----- Data provided -----
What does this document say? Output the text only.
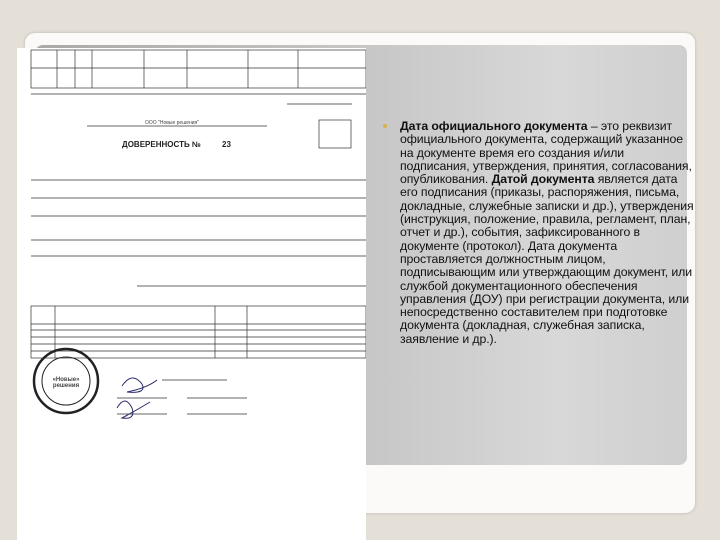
ДОВЕРЕННОСТЬ №	23
ООО "Новые решения"
«Новые» решения
Дата официального документа – это реквизит официального документа, содержащий указанное на документе время его создания и/или подписания, утверждения, принятия, согласования, опубликования. Датой документа является дата его подписания (приказы, распоряжения, письма, докладные, служебные записки и др.), утверждения (инструкция, положение, правила, регламент, план, отчет и др.), события, зафиксированного в документе (протокол). Дата документа проставляется должностным лицом, подписывающим или утверждающим документ, или службой документационного обеспечения управления (ДОУ) при регистрации документа, или непосредственно составителем при подготовке документа (докладная, служебная записка, заявление и др.).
-----
**Task requirements**
Copy the listing over exactly, skipping the pictures it holds.

**In response**
What does this document say? Output the text only.
ДОВЕРЕННОСТЬ №	23
ООО "Новые решения"
«Новые» решения
Дата официального документа – это реквизит официального документа, содержащий указанное на документе время его создания и/или подписания, утверждения, принятия, согласования, опубликования. Датой документа является дата его подписания (приказы, распоряжения, письма, докладные, служебные записки и др.), утверждения (инструкция, положение, правила, регламент, план, отчет и др.), события, зафиксированного в документе (протокол). Дата документа проставляется должностным лицом, подписывающим или утверждающим документ, или службой документационного обеспечения управления (ДОУ) при регистрации документа, или непосредственно составителем при подготовке документа (докладная, служебная записка, заявление и др.).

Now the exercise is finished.